• [SET PROBLEM A]
Decide whether each statement below agrees with the piece on imitation. For each, answer yes or no and quote the words from the piece that decide it. (i) The writer's father used the word "rum." (ii) The writer remembers a specific time the father said "rum business." (iii) Literary psychology is called a part of physics.
-=-=-=-=-
Imitation is a rum business. Even that first sentence is imitation. – can’t get away from it. My father used the word ‘rum’ and my phrase ‘rum business’ is imitation too. Even though I can’t recall a specific instance of him saying ‘rum business’, it’s certainly the kind of thing he would have said. Maybe his father did too. And his father…

We do not have to grapple with abstractions of the free will debate, it is enough to consider the daunting ubiquity of imitation. We know imitation very well indeed. Reflect on it for a moment or two and notions of personal autonomy become ghostly and insubstantial. Take it a little further and individuality may be reduced to specious defiance against the bleak winds of reality.


Scientific psychology is a part of physics, or the study of nature ; it is the record of how animals act. Literary psychology is the art of imagining how they feel and think. Yet this art and that science are practised together, because one characteristic habit of man, namely speech, yields the chief terms in which he can express his thoughts and feelings. Still it is not the words, any more than the action and attitude which accompany them, that are his understanding of the words, or his sense of his attitude and action. These can evidently be apprehended only dramatically, by imitative sympathy; so that literary psychology, however far scientific psychology may push it back, always remains in possession of the moral field.
-=-=-=-=-
• [SET PROBLEM B]
Put the entries, from the first line up to and including the line with "timeline-date: Sept. 18, 2017: [528, 328, 596, 340]", into a numbered list.

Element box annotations
-=-=-=-=-
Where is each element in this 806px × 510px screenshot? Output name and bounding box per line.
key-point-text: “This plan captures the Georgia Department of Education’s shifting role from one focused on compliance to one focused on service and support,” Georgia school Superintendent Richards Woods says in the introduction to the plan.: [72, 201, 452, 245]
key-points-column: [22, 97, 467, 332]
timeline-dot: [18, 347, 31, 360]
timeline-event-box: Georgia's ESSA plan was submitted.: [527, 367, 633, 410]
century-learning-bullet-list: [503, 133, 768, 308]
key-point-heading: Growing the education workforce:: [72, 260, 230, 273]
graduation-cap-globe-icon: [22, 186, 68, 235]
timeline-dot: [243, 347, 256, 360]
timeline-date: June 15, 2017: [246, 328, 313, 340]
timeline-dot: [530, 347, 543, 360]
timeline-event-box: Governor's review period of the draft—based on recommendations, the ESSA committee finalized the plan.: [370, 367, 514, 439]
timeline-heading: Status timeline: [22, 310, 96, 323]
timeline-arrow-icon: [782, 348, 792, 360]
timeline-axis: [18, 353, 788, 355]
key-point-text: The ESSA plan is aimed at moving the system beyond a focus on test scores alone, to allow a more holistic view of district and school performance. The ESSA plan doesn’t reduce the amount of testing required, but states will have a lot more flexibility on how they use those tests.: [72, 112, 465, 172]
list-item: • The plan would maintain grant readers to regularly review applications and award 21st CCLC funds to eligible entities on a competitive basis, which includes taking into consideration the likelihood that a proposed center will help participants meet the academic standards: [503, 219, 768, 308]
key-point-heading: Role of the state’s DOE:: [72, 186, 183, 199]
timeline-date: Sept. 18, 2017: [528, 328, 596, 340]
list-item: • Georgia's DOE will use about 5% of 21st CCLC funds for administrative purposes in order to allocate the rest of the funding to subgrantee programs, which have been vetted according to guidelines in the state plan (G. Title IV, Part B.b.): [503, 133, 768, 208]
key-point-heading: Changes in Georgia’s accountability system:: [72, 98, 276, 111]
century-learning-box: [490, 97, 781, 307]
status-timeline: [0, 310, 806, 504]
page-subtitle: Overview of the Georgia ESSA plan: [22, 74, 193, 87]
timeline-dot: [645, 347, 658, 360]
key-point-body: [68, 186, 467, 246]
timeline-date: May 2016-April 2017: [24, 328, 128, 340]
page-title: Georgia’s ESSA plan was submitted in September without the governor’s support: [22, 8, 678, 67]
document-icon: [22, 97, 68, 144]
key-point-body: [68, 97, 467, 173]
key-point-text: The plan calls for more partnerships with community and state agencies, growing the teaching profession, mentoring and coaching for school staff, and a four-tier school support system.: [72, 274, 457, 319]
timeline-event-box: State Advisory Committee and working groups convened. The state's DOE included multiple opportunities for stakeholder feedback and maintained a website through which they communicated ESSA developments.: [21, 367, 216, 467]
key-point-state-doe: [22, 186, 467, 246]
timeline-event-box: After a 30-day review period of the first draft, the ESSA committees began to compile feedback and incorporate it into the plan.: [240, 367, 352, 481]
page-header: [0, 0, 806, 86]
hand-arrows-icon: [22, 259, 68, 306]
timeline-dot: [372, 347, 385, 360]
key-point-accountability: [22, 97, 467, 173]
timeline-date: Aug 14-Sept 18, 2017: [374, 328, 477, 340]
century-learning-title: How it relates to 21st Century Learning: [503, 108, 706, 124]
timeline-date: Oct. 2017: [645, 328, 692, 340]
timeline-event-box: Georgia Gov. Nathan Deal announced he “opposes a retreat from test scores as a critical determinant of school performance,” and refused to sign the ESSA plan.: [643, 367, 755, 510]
-=-=-=-=-
• [EXERCISE RESULT A]
(i) Yes: "My father used the word ‘rum’"
(ii) No: "I can’t recall a specific instance of him saying ‘rum business’"
(iii) No: "Scientific psychology is a part of physics" and "Literary psychology is the art of imagining how they feel and think."

• [EXERCISE RESULT B]
1. Where is each element in this 806px × 510px screenshot? Output name and bounding box per line.
2. key-point-text: “This plan captures the Georgia Department of Education’s shifting role from one focused on compliance to one focused on service and support,” Georgia school Superintendent Richards Woods says in the introduction to the plan.: [72, 201, 452, 245]
3. key-points-column: [22, 97, 467, 332]
4. timeline-dot: [18, 347, 31, 360]
5. timeline-event-box: Georgia's ESSA plan was submitted.: [527, 367, 633, 410]
6. century-learning-bullet-list: [503, 133, 768, 308]
7. key-point-heading: Growing the education workforce:: [72, 260, 230, 273]
8. graduation-cap-globe-icon: [22, 186, 68, 235]
9. timeline-dot: [243, 347, 256, 360]
10. timeline-date: June 15, 2017: [246, 328, 313, 340]
11. timeline-dot: [530, 347, 543, 360]
12. timeline-event-box: Governor's review period of the draft—based on recommendations, the ESSA committee finalized the plan.: [370, 367, 514, 439]
13. timeline-heading: Status timeline: [22, 310, 96, 323]
14. timeline-arrow-icon: [782, 348, 792, 360]
15. timeline-axis: [18, 353, 788, 355]
16. key-point-text: The ESSA plan is aimed at moving the system beyond a focus on test scores alone, to allow a more holistic view of district and school performance. The ESSA plan doesn’t reduce the amount of testing required, but states will have a lot more flexibility on how they use those tests.: [72, 112, 465, 172]
17. list-item: • The plan would maintain grant readers to regularly review applications and award 21st CCLC funds to eligible entities on a competitive basis, which includes taking into consideration the likelihood that a proposed center will help participants meet the academic standards: [503, 219, 768, 308]
18. key-point-heading: Role of the state’s DOE:: [72, 186, 183, 199]
19. timeline-date: Sept. 18, 2017: [528, 328, 596, 340]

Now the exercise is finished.